» **Material provided**:
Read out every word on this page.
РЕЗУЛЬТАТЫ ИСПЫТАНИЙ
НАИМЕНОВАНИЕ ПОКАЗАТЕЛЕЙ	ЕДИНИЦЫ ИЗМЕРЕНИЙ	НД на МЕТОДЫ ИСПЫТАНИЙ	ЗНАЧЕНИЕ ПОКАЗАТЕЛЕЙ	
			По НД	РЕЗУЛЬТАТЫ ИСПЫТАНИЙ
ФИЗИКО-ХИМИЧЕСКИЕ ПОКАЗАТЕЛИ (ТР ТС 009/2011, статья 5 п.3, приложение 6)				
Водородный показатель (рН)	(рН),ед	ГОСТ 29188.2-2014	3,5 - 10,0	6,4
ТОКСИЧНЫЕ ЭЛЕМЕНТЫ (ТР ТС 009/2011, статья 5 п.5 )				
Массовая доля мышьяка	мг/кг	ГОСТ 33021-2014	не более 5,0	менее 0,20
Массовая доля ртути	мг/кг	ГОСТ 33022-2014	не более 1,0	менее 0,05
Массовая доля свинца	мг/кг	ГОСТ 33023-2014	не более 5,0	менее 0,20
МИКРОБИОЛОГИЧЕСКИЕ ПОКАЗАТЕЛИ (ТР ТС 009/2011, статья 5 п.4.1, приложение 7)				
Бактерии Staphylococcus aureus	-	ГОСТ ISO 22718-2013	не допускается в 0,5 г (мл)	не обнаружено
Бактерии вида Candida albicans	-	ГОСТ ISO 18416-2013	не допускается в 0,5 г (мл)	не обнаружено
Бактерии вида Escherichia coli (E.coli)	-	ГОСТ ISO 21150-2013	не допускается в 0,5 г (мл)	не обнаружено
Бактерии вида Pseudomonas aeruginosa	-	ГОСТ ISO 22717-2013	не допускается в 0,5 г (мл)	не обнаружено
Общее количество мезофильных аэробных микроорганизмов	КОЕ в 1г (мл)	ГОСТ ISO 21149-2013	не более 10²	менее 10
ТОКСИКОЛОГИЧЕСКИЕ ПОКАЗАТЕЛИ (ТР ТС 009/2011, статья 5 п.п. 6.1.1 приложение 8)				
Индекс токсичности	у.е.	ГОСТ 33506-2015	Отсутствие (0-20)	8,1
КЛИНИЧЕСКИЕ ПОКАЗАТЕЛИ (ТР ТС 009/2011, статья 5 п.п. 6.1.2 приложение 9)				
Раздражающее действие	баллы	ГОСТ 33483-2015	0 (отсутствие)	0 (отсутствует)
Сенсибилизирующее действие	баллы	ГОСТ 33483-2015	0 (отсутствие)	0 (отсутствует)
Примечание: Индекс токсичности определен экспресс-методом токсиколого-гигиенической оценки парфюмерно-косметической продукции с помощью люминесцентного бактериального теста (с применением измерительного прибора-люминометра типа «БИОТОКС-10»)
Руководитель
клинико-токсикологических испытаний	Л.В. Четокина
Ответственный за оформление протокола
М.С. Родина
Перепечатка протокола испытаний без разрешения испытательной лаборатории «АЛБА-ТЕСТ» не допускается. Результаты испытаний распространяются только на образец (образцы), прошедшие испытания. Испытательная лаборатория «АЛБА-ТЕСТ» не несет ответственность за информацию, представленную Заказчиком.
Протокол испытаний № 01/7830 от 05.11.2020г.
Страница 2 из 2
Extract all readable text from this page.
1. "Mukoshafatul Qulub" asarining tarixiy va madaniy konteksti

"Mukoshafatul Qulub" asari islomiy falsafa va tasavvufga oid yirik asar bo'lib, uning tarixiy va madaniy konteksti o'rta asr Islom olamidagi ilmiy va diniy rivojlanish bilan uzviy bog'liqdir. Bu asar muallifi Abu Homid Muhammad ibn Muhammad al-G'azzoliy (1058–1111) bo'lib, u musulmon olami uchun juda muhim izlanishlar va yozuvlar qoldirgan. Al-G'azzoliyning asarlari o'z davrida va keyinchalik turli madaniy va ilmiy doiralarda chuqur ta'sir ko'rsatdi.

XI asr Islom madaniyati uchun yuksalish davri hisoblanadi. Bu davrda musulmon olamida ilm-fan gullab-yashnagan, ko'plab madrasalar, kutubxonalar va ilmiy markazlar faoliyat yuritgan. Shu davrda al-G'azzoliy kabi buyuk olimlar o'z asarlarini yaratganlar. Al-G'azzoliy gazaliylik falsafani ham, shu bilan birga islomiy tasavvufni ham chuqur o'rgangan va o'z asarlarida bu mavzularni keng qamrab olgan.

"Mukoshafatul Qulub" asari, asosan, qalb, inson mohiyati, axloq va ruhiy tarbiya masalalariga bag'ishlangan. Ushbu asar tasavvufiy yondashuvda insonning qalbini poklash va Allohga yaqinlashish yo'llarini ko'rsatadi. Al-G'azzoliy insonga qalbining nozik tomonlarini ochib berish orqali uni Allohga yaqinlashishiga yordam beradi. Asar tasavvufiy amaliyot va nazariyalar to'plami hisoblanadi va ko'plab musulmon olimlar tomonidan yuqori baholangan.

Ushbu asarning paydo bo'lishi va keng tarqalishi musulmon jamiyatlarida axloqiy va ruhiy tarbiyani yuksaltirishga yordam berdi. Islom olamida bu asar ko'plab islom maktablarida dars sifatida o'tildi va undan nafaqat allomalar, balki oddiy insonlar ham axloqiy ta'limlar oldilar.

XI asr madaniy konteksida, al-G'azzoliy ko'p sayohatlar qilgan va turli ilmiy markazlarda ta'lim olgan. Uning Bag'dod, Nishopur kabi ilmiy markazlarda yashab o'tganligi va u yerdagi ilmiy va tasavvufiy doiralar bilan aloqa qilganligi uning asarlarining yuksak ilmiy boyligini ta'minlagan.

» **The exercise**:
Look through the data and show every line containing "plab".

» **Solution**:
XI asr Islom madaniyati uchun yuksalish davri hisoblanadi. Bu davrda musulmon olamida ilm-fan gullab-yashnagan, ko'plab madrasalar, kutubxonalar va ilmiy markazlar faoliyat yuritgan. Shu davrda al-G'azzoliy kabi buyuk olimlar o'z asarlarini yaratganlar. Al-G'azzoliy gazaliylik falsafani ham, shu bilan birga islomiy tasavvufni ham chuqur o'rgangan va o'z asarlarida bu mavzularni keng qamrab olgan.
"Mukoshafatul Qulub" asari, asosan, qalb, inson mohiyati, axloq va ruhiy tarbiya masalalariga bag'ishlangan. Ushbu asar tasavvufiy yondashuvda insonning qalbini poklash va Allohga yaqinlashish yo'llarini ko'rsatadi. Al-G'azzoliy insonga qalbining nozik tomonlarini ochib berish orqali uni Allohga yaqinlashishiga yordam beradi. Asar tasavvufiy amaliyot va nazariyalar to'plami hisoblanadi va ko'plab musulmon olimlar tomonidan yuqori baholangan.
Ushbu asarning paydo bo'lishi va keng tarqalishi musulmon jamiyatlarida axloqiy va ruhiy tarbiyani yuksaltirishga yordam berdi. Islom olamida bu asar ko'plab islom maktablarida dars sifatida o'tildi va undan nafaqat allomalar, balki oddiy insonlar ham axloqiy ta'limlar oldilar.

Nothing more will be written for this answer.